PROBLEM DESCRIPTION ▸
Tally the lines in the data that follows that include the word "призывных", and report nothing but the total.

(Data listing)
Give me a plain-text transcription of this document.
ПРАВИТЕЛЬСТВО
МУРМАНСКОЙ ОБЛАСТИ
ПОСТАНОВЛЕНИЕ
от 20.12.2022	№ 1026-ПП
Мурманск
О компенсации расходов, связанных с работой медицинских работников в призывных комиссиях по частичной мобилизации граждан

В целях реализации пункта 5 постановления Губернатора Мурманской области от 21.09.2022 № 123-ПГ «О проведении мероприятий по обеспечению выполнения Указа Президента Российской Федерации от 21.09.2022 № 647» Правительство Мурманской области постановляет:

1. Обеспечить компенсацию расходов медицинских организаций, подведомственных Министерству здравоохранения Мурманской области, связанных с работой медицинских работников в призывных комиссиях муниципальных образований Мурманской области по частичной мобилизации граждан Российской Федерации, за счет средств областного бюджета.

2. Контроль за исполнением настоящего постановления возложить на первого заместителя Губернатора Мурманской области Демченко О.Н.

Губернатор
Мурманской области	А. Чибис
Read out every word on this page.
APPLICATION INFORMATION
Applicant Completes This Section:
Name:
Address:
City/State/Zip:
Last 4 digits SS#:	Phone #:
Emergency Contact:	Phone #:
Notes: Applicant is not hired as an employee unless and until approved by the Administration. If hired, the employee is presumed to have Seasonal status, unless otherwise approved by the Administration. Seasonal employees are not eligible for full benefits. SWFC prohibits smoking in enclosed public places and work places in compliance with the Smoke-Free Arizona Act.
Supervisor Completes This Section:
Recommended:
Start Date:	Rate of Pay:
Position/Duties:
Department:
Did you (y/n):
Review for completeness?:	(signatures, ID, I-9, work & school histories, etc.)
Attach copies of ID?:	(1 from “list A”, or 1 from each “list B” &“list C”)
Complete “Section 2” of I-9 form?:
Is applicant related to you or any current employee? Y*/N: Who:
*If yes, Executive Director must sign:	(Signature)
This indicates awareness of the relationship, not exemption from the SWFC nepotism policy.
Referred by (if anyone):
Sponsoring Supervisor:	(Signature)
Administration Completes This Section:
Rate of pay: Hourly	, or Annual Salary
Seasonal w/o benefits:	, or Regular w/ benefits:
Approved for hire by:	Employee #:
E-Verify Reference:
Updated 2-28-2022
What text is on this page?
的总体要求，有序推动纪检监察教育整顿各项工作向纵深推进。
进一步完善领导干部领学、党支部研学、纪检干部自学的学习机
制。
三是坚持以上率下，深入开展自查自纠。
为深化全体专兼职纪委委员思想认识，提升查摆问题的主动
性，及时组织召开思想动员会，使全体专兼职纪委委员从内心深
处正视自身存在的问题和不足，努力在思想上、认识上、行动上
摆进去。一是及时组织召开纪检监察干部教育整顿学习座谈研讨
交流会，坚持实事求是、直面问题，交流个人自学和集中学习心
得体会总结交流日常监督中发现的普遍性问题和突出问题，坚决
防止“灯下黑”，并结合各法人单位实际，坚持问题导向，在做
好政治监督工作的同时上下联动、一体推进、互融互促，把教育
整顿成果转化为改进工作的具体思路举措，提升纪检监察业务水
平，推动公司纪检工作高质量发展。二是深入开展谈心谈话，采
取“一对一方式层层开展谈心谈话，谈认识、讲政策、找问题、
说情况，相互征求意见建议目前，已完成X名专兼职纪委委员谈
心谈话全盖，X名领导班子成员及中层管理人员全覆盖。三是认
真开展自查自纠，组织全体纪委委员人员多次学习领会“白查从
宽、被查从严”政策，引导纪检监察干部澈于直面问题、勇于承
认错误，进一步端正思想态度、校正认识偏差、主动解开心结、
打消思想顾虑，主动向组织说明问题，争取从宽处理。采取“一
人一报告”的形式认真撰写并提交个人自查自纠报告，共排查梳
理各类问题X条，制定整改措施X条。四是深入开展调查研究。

EXERCISE OUTPUT ▸
2